:: Material shown ::
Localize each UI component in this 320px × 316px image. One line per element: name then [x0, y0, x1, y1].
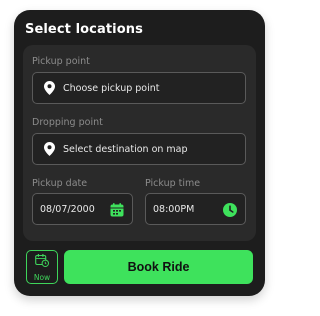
clock-icon[interactable]	[222, 202, 237, 217]
dropping-point-placeholder: Select destination on map	[63, 143, 188, 155]
calendar-icon[interactable]	[109, 202, 124, 217]
map-pin-icon	[43, 142, 55, 156]
pickup-date-value: 08/07/2000	[40, 203, 95, 215]
pickup-point-field[interactable]: Choose pickup point	[32, 72, 246, 104]
pickup-point-label: Pickup point	[32, 56, 90, 67]
calendar-clock-icon	[35, 252, 50, 271]
map-pin-icon	[43, 81, 55, 95]
dropping-point-label: Dropping point	[32, 117, 103, 128]
now-button[interactable]: Now	[26, 250, 58, 284]
now-button-label: Now	[33, 273, 51, 282]
pickup-time-label: Pickup time	[145, 178, 201, 189]
location-form-panel: Pickup point Choose pickup point Droppin…	[23, 45, 256, 241]
pickup-date-field[interactable]: 08/07/2000	[32, 193, 133, 225]
dropping-point-field[interactable]: Select destination on map	[32, 133, 246, 165]
pickup-time-value: 08:00PM	[153, 203, 195, 215]
book-ride-button[interactable]: Book Ride	[64, 250, 253, 284]
select-locations-card: Select locations Pickup point Choose pic…	[14, 10, 265, 296]
pickup-point-placeholder: Choose pickup point	[63, 82, 160, 94]
card-title: Select locations	[25, 22, 143, 37]
pickup-time-field[interactable]: 08:00PM	[145, 193, 246, 225]
pickup-date-label: Pickup date	[32, 178, 88, 189]
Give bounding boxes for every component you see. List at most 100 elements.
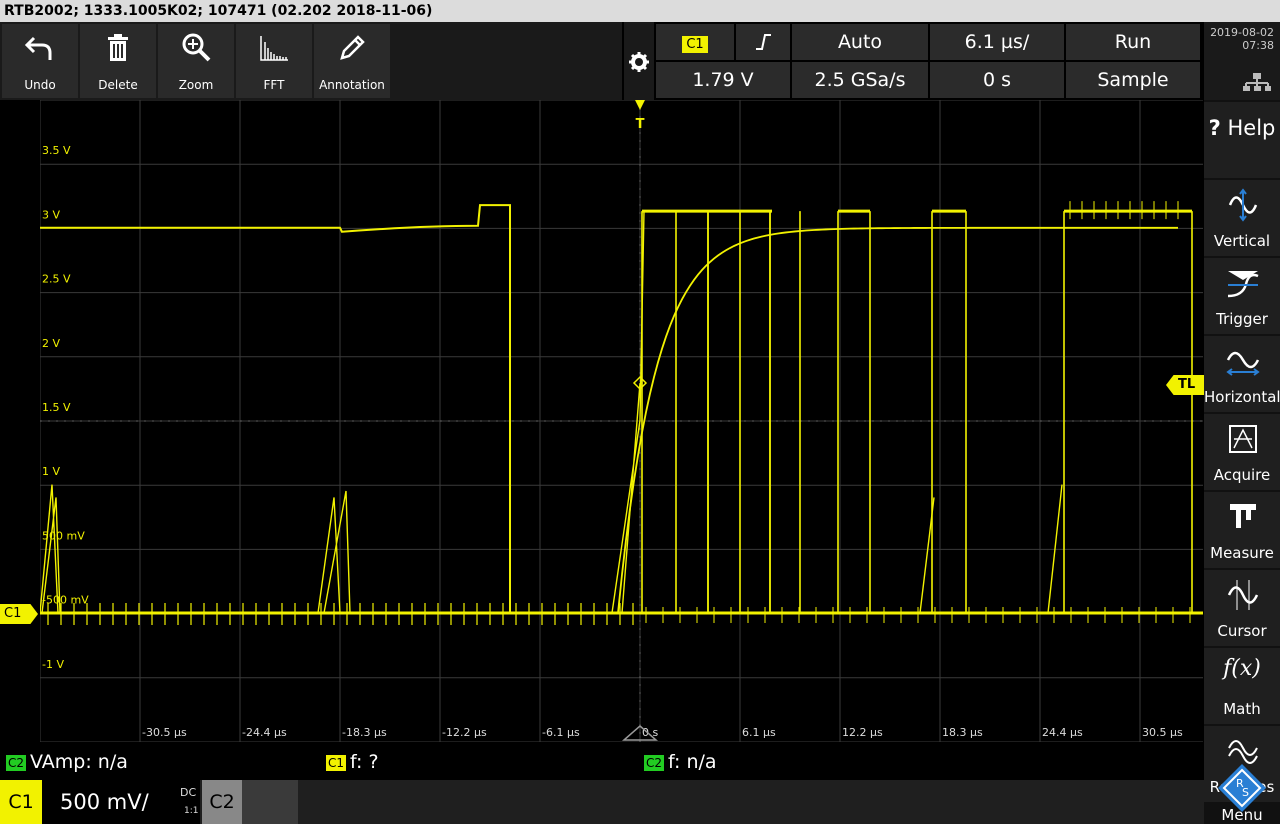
:::
Job:
Output the records as a numbered list, leaving out blank lines, starting at the line that contains "202, 237, 217]" and ending at the line that contains "250, 253, 284]". Include only those lines.

Reply to the task:
1. clock-icon[interactable]	[222, 202, 237, 217]
2. dropping-point-placeholder: Select destination on map	[63, 143, 188, 155]
3. calendar-icon[interactable]	[109, 202, 124, 217]
4. map-pin-icon	[43, 142, 55, 156]
5. pickup-date-value: 08/07/2000	[40, 203, 95, 215]
6. pickup-point-field[interactable]: Choose pickup point	[32, 72, 246, 104]
7. pickup-point-label: Pickup point	[32, 56, 90, 67]
8. calendar-clock-icon	[35, 252, 50, 271]
9. map-pin-icon	[43, 81, 55, 95]
10. dropping-point-label: Dropping point	[32, 117, 103, 128]
11. now-button[interactable]: Now	[26, 250, 58, 284]
12. now-button-label: Now	[33, 273, 51, 282]
13. pickup-time-label: Pickup time	[145, 178, 201, 189]
14. location-form-panel: Pickup point Choose pickup point Droppin…	[23, 45, 256, 241]
15. pickup-date-field[interactable]: 08/07/2000	[32, 193, 133, 225]
16. dropping-point-field[interactable]: Select destination on map	[32, 133, 246, 165]
17. pickup-time-value: 08:00PM	[153, 203, 195, 215]
18. book-ride-button[interactable]: Book Ride	[64, 250, 253, 284]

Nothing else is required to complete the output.